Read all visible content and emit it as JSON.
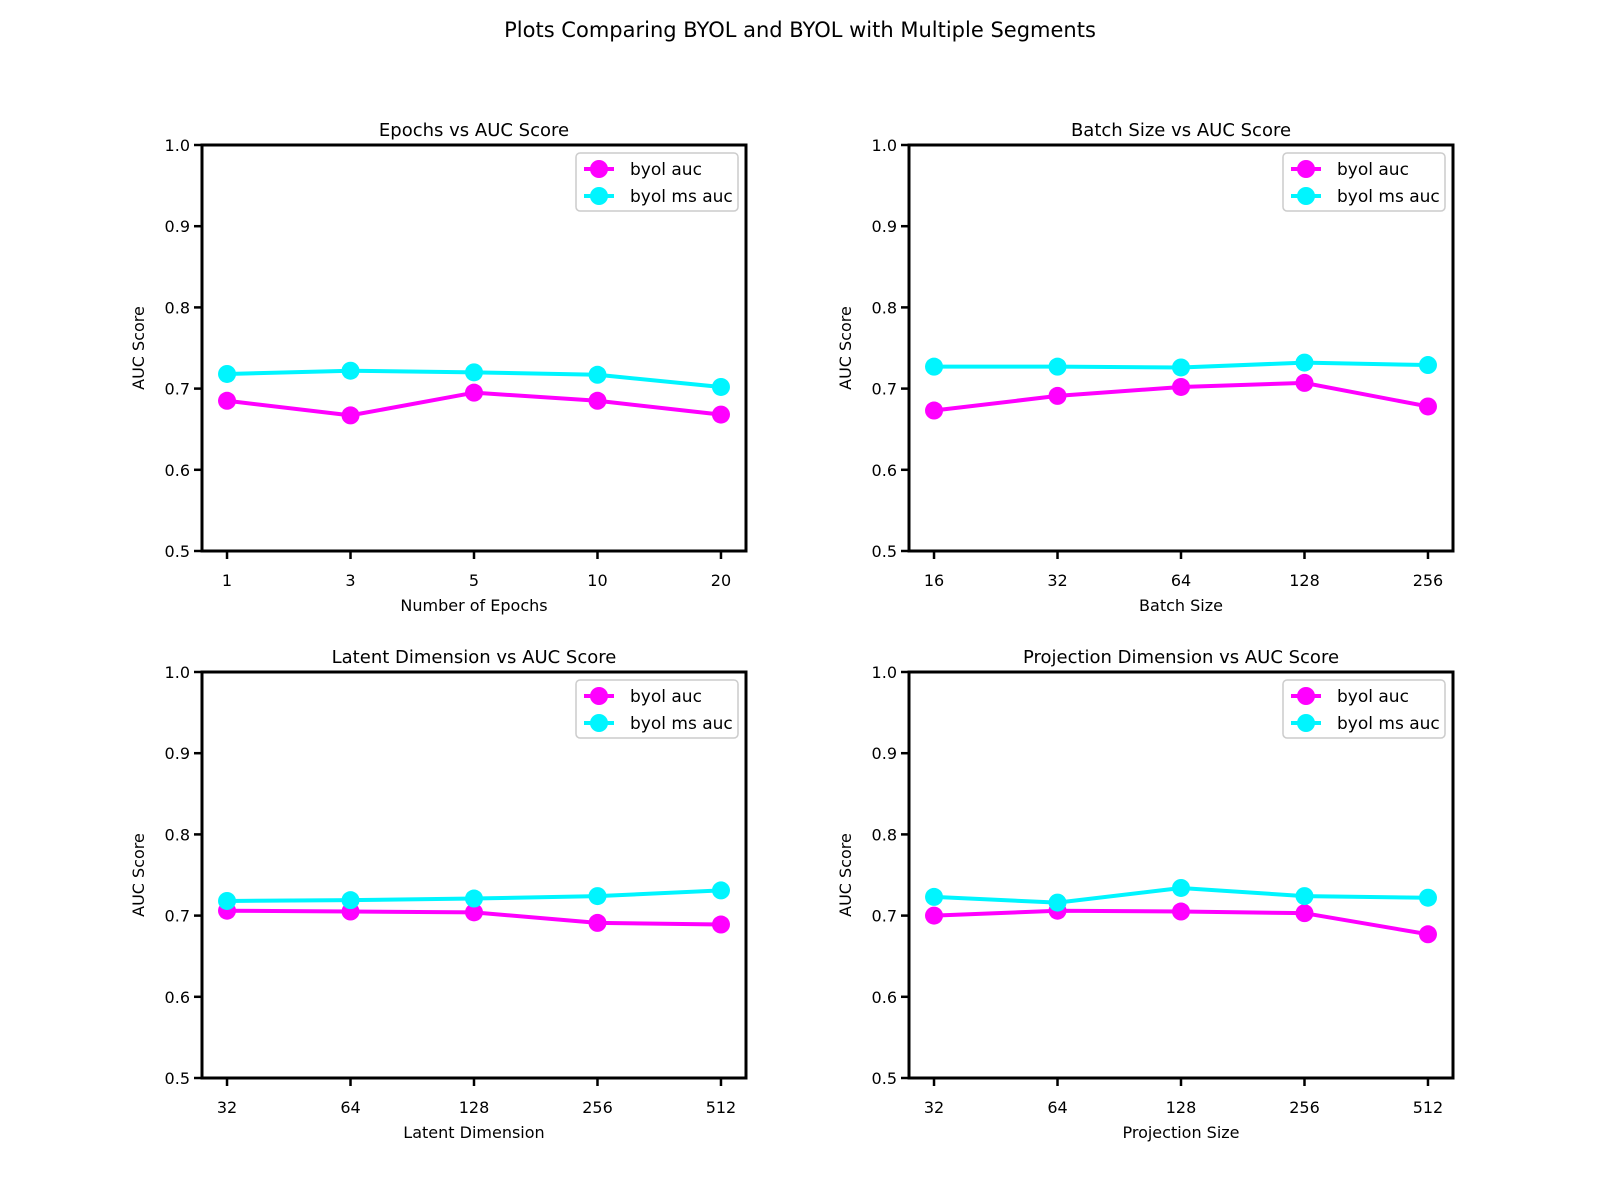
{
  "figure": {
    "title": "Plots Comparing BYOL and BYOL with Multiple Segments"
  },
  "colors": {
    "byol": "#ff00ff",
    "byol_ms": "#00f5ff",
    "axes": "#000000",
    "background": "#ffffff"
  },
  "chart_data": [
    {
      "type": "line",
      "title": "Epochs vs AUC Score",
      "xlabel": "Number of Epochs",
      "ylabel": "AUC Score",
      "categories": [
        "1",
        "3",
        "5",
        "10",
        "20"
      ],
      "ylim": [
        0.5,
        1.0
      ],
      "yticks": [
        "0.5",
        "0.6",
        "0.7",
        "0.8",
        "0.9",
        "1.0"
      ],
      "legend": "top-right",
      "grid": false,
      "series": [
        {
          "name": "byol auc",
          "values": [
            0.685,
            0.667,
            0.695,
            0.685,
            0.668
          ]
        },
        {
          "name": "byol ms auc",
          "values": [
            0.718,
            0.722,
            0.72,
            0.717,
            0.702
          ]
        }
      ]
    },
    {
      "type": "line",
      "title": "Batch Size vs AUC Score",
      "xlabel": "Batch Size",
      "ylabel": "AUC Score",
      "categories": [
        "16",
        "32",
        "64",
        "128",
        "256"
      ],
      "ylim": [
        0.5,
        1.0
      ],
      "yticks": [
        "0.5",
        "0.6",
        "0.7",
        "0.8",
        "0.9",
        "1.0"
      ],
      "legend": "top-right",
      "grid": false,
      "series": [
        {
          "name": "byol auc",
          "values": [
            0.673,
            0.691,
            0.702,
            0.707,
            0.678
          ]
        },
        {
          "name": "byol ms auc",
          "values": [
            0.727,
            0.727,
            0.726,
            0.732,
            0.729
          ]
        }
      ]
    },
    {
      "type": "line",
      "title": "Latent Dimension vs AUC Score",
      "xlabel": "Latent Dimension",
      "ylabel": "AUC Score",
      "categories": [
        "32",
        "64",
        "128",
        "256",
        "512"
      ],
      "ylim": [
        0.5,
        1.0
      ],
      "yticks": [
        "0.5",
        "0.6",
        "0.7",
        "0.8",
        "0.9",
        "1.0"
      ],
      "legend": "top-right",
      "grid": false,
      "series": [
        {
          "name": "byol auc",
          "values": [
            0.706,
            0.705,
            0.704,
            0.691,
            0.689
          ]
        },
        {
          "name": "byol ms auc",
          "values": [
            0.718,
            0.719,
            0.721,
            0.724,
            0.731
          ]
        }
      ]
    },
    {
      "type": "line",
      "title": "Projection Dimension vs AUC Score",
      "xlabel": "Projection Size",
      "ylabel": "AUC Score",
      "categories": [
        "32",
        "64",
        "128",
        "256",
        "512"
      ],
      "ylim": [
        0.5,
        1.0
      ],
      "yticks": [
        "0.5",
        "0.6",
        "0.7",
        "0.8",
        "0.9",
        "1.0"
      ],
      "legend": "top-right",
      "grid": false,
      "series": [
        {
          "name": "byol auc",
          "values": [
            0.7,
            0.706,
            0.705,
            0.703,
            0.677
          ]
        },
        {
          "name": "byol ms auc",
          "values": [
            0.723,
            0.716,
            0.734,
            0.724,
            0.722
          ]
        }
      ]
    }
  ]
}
▬▬▬▬▬▬
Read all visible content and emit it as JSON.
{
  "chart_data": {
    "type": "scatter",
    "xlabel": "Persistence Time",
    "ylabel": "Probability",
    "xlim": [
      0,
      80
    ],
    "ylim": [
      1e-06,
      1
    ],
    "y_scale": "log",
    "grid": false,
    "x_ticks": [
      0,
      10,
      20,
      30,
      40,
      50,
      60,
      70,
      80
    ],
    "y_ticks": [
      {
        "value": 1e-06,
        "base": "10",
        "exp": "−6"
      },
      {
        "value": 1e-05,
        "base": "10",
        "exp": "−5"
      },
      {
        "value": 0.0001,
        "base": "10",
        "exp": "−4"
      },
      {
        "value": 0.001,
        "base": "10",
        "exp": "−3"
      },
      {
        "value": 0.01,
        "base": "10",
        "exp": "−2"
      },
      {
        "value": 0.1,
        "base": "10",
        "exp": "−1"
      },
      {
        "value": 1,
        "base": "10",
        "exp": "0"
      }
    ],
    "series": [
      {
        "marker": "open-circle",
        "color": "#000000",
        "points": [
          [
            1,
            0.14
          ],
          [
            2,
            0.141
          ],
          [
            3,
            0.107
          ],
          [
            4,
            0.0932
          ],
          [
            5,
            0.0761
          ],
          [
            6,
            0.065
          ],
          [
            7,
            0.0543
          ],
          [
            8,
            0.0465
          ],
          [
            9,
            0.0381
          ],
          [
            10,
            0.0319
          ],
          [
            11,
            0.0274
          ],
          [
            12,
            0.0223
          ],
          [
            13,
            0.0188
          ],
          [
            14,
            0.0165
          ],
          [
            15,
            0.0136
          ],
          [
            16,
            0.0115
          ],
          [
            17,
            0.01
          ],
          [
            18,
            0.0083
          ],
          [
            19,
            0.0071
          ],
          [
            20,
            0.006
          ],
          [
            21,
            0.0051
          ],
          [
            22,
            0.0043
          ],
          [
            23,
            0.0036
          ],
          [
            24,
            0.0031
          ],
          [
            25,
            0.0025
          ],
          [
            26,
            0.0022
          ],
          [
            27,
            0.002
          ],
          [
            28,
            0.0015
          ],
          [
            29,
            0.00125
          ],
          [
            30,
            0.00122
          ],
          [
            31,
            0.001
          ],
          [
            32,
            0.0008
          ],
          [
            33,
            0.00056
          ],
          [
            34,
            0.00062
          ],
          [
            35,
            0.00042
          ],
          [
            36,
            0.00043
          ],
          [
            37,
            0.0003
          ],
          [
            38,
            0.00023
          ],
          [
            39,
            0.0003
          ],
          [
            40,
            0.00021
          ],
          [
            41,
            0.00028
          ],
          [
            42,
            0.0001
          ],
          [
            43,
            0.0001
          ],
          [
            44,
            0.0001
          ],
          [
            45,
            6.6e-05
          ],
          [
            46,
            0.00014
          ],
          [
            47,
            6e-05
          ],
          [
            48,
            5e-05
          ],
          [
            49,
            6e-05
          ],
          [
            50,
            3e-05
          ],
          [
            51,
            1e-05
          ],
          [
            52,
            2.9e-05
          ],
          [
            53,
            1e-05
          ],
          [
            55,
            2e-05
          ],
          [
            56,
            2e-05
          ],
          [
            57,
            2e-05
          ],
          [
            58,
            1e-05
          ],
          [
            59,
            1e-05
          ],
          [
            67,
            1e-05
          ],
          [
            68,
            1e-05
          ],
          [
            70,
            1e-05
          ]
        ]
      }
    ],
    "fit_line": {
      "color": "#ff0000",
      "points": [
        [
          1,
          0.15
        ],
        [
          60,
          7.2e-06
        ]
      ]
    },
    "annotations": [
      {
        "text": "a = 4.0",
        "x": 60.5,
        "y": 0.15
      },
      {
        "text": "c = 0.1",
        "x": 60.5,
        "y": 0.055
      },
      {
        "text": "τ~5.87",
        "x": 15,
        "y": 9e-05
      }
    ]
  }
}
▬▬▬▬▬▬
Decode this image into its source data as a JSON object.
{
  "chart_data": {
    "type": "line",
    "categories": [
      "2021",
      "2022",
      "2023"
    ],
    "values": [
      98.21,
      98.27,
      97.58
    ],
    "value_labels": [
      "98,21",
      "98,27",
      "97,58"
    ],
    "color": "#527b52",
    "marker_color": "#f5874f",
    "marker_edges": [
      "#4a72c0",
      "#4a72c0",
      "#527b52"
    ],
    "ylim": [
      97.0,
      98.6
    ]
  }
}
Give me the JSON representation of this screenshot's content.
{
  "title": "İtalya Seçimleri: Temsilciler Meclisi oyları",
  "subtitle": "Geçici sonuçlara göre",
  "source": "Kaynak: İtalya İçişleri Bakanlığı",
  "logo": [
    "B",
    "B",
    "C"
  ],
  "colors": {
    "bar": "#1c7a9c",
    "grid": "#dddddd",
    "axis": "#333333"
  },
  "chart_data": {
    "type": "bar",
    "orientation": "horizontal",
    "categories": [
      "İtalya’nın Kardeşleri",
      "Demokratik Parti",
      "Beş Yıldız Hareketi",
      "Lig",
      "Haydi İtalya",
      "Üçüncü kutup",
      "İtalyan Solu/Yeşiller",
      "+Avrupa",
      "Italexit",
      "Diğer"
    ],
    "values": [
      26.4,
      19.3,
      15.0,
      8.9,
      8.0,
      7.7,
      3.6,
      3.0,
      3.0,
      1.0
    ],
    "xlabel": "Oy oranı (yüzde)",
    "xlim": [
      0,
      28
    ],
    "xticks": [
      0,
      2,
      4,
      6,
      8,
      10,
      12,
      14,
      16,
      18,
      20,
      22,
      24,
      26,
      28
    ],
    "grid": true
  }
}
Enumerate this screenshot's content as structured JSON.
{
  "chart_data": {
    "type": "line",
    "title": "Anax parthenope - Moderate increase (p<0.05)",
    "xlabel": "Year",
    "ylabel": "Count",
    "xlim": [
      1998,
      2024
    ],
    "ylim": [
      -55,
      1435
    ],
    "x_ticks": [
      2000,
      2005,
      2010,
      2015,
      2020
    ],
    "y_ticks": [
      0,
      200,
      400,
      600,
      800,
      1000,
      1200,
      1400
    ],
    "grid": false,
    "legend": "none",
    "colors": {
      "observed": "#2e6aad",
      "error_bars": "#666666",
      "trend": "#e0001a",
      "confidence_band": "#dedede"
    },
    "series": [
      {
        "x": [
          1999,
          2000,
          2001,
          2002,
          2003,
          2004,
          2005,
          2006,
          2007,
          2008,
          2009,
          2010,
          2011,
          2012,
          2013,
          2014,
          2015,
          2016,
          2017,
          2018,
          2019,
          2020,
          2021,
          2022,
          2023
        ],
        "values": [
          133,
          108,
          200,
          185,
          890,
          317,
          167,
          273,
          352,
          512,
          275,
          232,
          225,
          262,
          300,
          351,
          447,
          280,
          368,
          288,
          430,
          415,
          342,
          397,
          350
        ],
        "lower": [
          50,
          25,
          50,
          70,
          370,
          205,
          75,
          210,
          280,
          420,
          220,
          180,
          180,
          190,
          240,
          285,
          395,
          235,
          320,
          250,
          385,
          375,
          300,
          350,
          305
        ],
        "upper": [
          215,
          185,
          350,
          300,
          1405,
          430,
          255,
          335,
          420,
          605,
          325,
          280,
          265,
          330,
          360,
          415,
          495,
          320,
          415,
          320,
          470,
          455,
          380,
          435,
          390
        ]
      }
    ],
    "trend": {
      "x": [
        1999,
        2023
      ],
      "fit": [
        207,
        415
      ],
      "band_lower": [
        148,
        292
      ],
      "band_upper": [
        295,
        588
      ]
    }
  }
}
▬▬▬▬▬▬
**Exercise brief:** Extract every line containing the string "content" from the data above.

**The output:**
Read all visible content and emit it as JSON.
Read all visible content and emit it as JSON.
Give me the JSON representation of this screenshot's content.
Enumerate this screenshot's content as structured JSON.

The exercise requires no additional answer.